→ **Task material**:
-----

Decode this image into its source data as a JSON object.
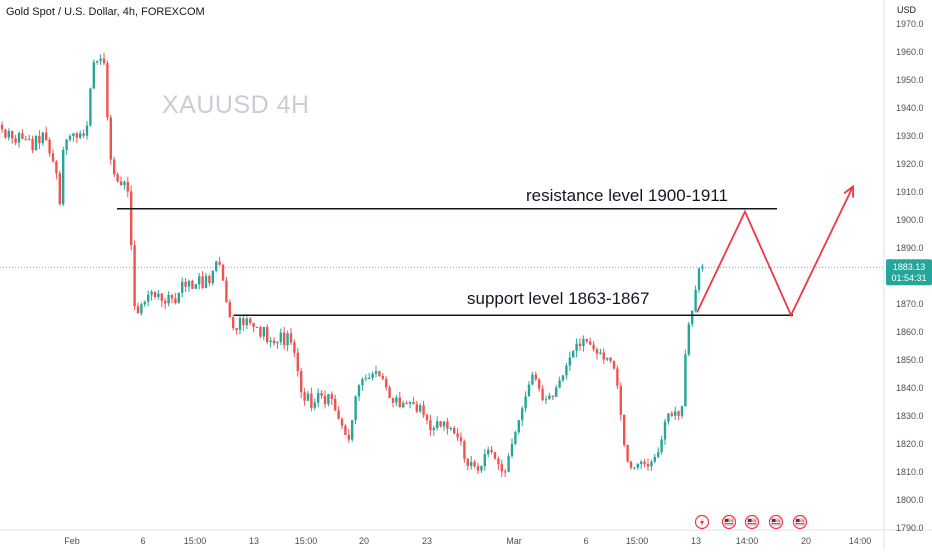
{
  "header": {
    "title": "Gold Spot / U.S. Dollar, 4h, FOREXCOM",
    "currency": "USD"
  },
  "watermark": "XAUUSD  4H",
  "colors": {
    "up": "#26a69a",
    "down": "#ef5350",
    "level_line": "#131722",
    "projection": "#f23645",
    "price_tag": "#26a69a",
    "grid_text": "#4a4f5a"
  },
  "price_tag": {
    "price": "1883.13",
    "countdown": "01:54:31"
  },
  "event_icons": [
    "flag-us-icon",
    "flag-us-icon",
    "flag-us-icon",
    "flag-us-icon",
    "flash-icon"
  ],
  "chart_data": {
    "type": "candlestick",
    "x_axis_labels": [
      "Feb",
      "6",
      "15:00",
      "13",
      "15:00",
      "20",
      "23",
      "Mar",
      "6",
      "15:00",
      "13",
      "14:00",
      "20",
      "14:00"
    ],
    "y_axis_ticks": [
      1790,
      1800,
      1810,
      1820,
      1830,
      1840,
      1850,
      1860,
      1870,
      1880,
      1890,
      1900,
      1910,
      1920,
      1930,
      1940,
      1950,
      1960,
      1970
    ],
    "ylim": [
      1788,
      1974
    ],
    "close_path": [
      [
        0,
        1934
      ],
      [
        6,
        1929
      ],
      [
        10,
        1933
      ],
      [
        14,
        1926
      ],
      [
        20,
        1932
      ],
      [
        24,
        1927
      ],
      [
        28,
        1931
      ],
      [
        32,
        1924
      ],
      [
        36,
        1930
      ],
      [
        40,
        1927
      ],
      [
        44,
        1933
      ],
      [
        48,
        1925
      ],
      [
        52,
        1922
      ],
      [
        56,
        1918
      ],
      [
        60,
        1905
      ],
      [
        64,
        1930
      ],
      [
        68,
        1928
      ],
      [
        72,
        1932
      ],
      [
        76,
        1929
      ],
      [
        80,
        1931
      ],
      [
        84,
        1930
      ],
      [
        88,
        1935
      ],
      [
        92,
        1955
      ],
      [
        96,
        1958
      ],
      [
        99,
        1955
      ],
      [
        102,
        1960
      ],
      [
        106,
        1952
      ],
      [
        108,
        1930
      ],
      [
        112,
        1918
      ],
      [
        116,
        1915
      ],
      [
        120,
        1912
      ],
      [
        124,
        1914
      ],
      [
        128,
        1910
      ],
      [
        130,
        1900
      ],
      [
        132,
        1885
      ],
      [
        134,
        1870
      ],
      [
        137,
        1866
      ],
      [
        140,
        1868
      ],
      [
        143,
        1872
      ],
      [
        146,
        1870
      ],
      [
        150,
        1876
      ],
      [
        154,
        1872
      ],
      [
        158,
        1874
      ],
      [
        162,
        1871
      ],
      [
        166,
        1870
      ],
      [
        170,
        1875
      ],
      [
        174,
        1869
      ],
      [
        178,
        1873
      ],
      [
        182,
        1878
      ],
      [
        186,
        1876
      ],
      [
        190,
        1879
      ],
      [
        194,
        1873
      ],
      [
        198,
        1882
      ],
      [
        202,
        1875
      ],
      [
        206,
        1880
      ],
      [
        210,
        1877
      ],
      [
        214,
        1884
      ],
      [
        218,
        1886
      ],
      [
        222,
        1881
      ],
      [
        225,
        1873
      ],
      [
        228,
        1868
      ],
      [
        232,
        1862
      ],
      [
        236,
        1860
      ],
      [
        240,
        1865
      ],
      [
        244,
        1862
      ],
      [
        248,
        1866
      ],
      [
        252,
        1861
      ],
      [
        256,
        1863
      ],
      [
        260,
        1858
      ],
      [
        264,
        1862
      ],
      [
        268,
        1855
      ],
      [
        272,
        1858
      ],
      [
        276,
        1854
      ],
      [
        280,
        1861
      ],
      [
        284,
        1855
      ],
      [
        288,
        1860
      ],
      [
        292,
        1855
      ],
      [
        296,
        1851
      ],
      [
        300,
        1840
      ],
      [
        304,
        1835
      ],
      [
        308,
        1838
      ],
      [
        312,
        1832
      ],
      [
        316,
        1836
      ],
      [
        320,
        1840
      ],
      [
        324,
        1833
      ],
      [
        328,
        1838
      ],
      [
        332,
        1836
      ],
      [
        336,
        1831
      ],
      [
        340,
        1828
      ],
      [
        344,
        1825
      ],
      [
        348,
        1820
      ],
      [
        352,
        1828
      ],
      [
        356,
        1838
      ],
      [
        360,
        1842
      ],
      [
        364,
        1844
      ],
      [
        368,
        1843
      ],
      [
        372,
        1845
      ],
      [
        376,
        1846
      ],
      [
        380,
        1844
      ],
      [
        384,
        1843
      ],
      [
        388,
        1838
      ],
      [
        392,
        1834
      ],
      [
        396,
        1837
      ],
      [
        400,
        1833
      ],
      [
        404,
        1835
      ],
      [
        408,
        1834
      ],
      [
        412,
        1836
      ],
      [
        416,
        1831
      ],
      [
        420,
        1834
      ],
      [
        424,
        1830
      ],
      [
        428,
        1828
      ],
      [
        432,
        1823
      ],
      [
        436,
        1829
      ],
      [
        440,
        1826
      ],
      [
        444,
        1828
      ],
      [
        448,
        1825
      ],
      [
        452,
        1826
      ],
      [
        456,
        1822
      ],
      [
        460,
        1823
      ],
      [
        464,
        1815
      ],
      [
        468,
        1812
      ],
      [
        472,
        1814
      ],
      [
        476,
        1811
      ],
      [
        480,
        1810
      ],
      [
        484,
        1816
      ],
      [
        488,
        1818
      ],
      [
        492,
        1817
      ],
      [
        496,
        1814
      ],
      [
        500,
        1812
      ],
      [
        504,
        1808
      ],
      [
        508,
        1815
      ],
      [
        512,
        1820
      ],
      [
        516,
        1825
      ],
      [
        520,
        1830
      ],
      [
        524,
        1835
      ],
      [
        528,
        1840
      ],
      [
        532,
        1845
      ],
      [
        536,
        1843
      ],
      [
        540,
        1839
      ],
      [
        544,
        1834
      ],
      [
        548,
        1838
      ],
      [
        552,
        1836
      ],
      [
        556,
        1840
      ],
      [
        560,
        1843
      ],
      [
        564,
        1845
      ],
      [
        568,
        1850
      ],
      [
        572,
        1852
      ],
      [
        576,
        1856
      ],
      [
        580,
        1855
      ],
      [
        584,
        1858
      ],
      [
        588,
        1856
      ],
      [
        592,
        1855
      ],
      [
        596,
        1852
      ],
      [
        600,
        1853
      ],
      [
        604,
        1850
      ],
      [
        608,
        1851
      ],
      [
        612,
        1849
      ],
      [
        616,
        1845
      ],
      [
        620,
        1833
      ],
      [
        624,
        1820
      ],
      [
        628,
        1813
      ],
      [
        632,
        1811
      ],
      [
        636,
        1812
      ],
      [
        640,
        1814
      ],
      [
        644,
        1813
      ],
      [
        648,
        1812
      ],
      [
        652,
        1814
      ],
      [
        656,
        1816
      ],
      [
        660,
        1818
      ],
      [
        664,
        1827
      ],
      [
        668,
        1831
      ],
      [
        672,
        1830
      ],
      [
        676,
        1832
      ],
      [
        680,
        1829
      ],
      [
        684,
        1838
      ],
      [
        686,
        1858
      ],
      [
        688,
        1862
      ],
      [
        690,
        1864
      ],
      [
        693,
        1869
      ],
      [
        696,
        1876
      ],
      [
        700,
        1885
      ],
      [
        703,
        1883
      ]
    ],
    "levels": [
      {
        "label": "resistance level  1900-1911",
        "price": 1904
      },
      {
        "label": "support level   1863-1867",
        "price": 1866
      }
    ],
    "projection": [
      [
        697,
        1867
      ],
      [
        745,
        1903
      ],
      [
        791,
        1866
      ],
      [
        853,
        1912
      ]
    ]
  }
}
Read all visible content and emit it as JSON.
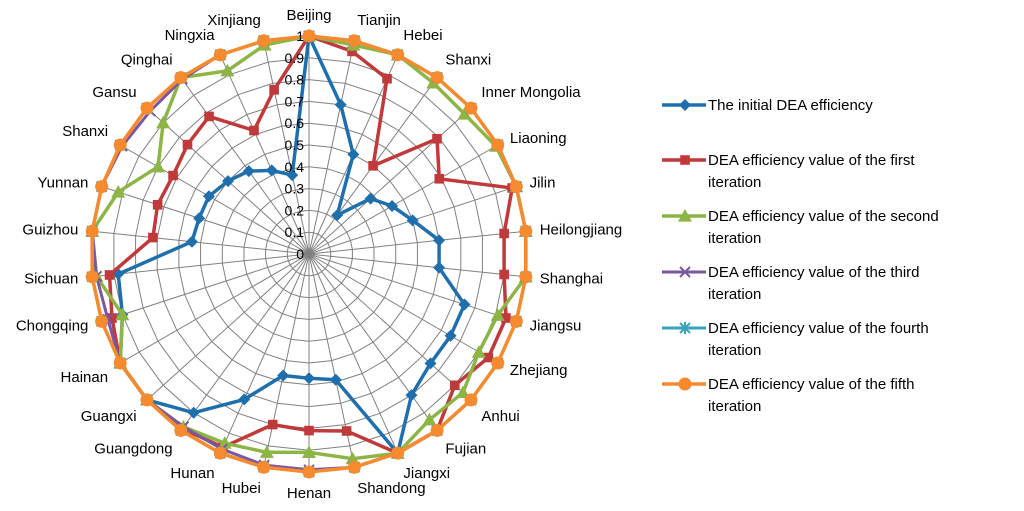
{
  "chart_data": {
    "type": "radar",
    "title": "",
    "categories": [
      "Beijing",
      "Tianjin",
      "Hebei",
      "Shanxi",
      "Inner Mongolia",
      "Liaoning",
      "Jilin",
      "Heilongjiang",
      "Shanghai",
      "Jiangsu",
      "Zhejiang",
      "Anhui",
      "Fujian",
      "Jiangxi",
      "Shandong",
      "Henan",
      "Hubei",
      "Hunan",
      "Guangdong",
      "Guangxi",
      "Hainan",
      "Chongqing",
      "Sichuan",
      "Guizhou",
      "Yunnan",
      "Shanxi",
      "Gansu",
      "Qinghai",
      "Ningxia",
      "Xinjiang"
    ],
    "radial_ticks": [
      "0",
      "0.1",
      "0.2",
      "0.3",
      "0.4",
      "0.5",
      "0.6",
      "0.7",
      "0.8",
      "0.9",
      "1"
    ],
    "rmax": 1,
    "grid": true,
    "legend_position": "right",
    "series": [
      {
        "name": "The initial  DEA efficiency",
        "color": "#1f6fad",
        "marker": "diamond",
        "values": [
          1,
          0.7,
          0.5,
          0.22,
          0.38,
          0.44,
          0.5,
          0.6,
          0.6,
          0.75,
          0.75,
          0.75,
          0.8,
          1,
          0.59,
          0.57,
          0.57,
          0.73,
          0.9,
          1,
          1,
          0.9,
          0.88,
          0.54,
          0.53,
          0.53,
          0.5,
          0.47,
          0.42,
          0.37
        ]
      },
      {
        "name": "DEA efficiency value of the first iteration",
        "color": "#c0393b",
        "marker": "square",
        "values": [
          1,
          0.95,
          0.88,
          0.5,
          0.79,
          0.69,
          0.98,
          0.9,
          0.9,
          0.95,
          0.95,
          0.9,
          1,
          1,
          0.83,
          0.81,
          0.8,
          0.97,
          0.99,
          1,
          1,
          0.95,
          0.92,
          0.72,
          0.73,
          0.72,
          0.75,
          0.78,
          0.62,
          0.77
        ]
      },
      {
        "name": "DEA efficiency value of the second iteration",
        "color": "#8db545",
        "marker": "triangle",
        "values": [
          1,
          0.98,
          1,
          0.97,
          0.96,
          0.99,
          1,
          1,
          1,
          0.91,
          0.9,
          0.95,
          0.94,
          1,
          0.96,
          0.91,
          0.93,
          0.95,
          0.98,
          1,
          1,
          0.9,
          0.98,
          1,
          0.92,
          0.8,
          0.9,
          1,
          0.92,
          0.98
        ]
      },
      {
        "name": "DEA efficiency value of the third iteration",
        "color": "#7a57a0",
        "marker": "x",
        "values": [
          1,
          1,
          1,
          1,
          1,
          1,
          1,
          1,
          1,
          1,
          1,
          1,
          1,
          1,
          1,
          0.99,
          0.99,
          0.98,
          0.98,
          1,
          1,
          0.97,
          0.98,
          1,
          1,
          0.99,
          0.98,
          0.99,
          1,
          1
        ]
      },
      {
        "name": "DEA efficiency value of the fourth iteration",
        "color": "#35a3b8",
        "marker": "star",
        "values": [
          1,
          1,
          1,
          1,
          1,
          1,
          1,
          1,
          1,
          1,
          1,
          1,
          1,
          1,
          1,
          1,
          1,
          1,
          1,
          1,
          1,
          1,
          1,
          1,
          1,
          1,
          1,
          1,
          1,
          1
        ]
      },
      {
        "name": "DEA efficiency value of the fifth iteration",
        "color": "#f58a2e",
        "marker": "circle",
        "values": [
          1,
          1,
          1,
          1,
          1,
          1,
          1,
          1,
          1,
          1,
          1,
          1,
          1,
          1,
          1,
          1,
          1,
          1,
          1,
          1,
          1,
          1,
          1,
          1,
          1,
          1,
          1,
          1,
          1,
          1
        ]
      }
    ]
  }
}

-----

→ **What is asked**: Show each line of the listing that holds the string "iteration".

→ **The result**:
        "name": "DEA efficiency value of the first iteration",
        "name": "DEA efficiency value of the second iteration",
        "name": "DEA efficiency value of the third iteration",
        "name": "DEA efficiency value of the fourth iteration",
        "name": "DEA efficiency value of the fifth iteration",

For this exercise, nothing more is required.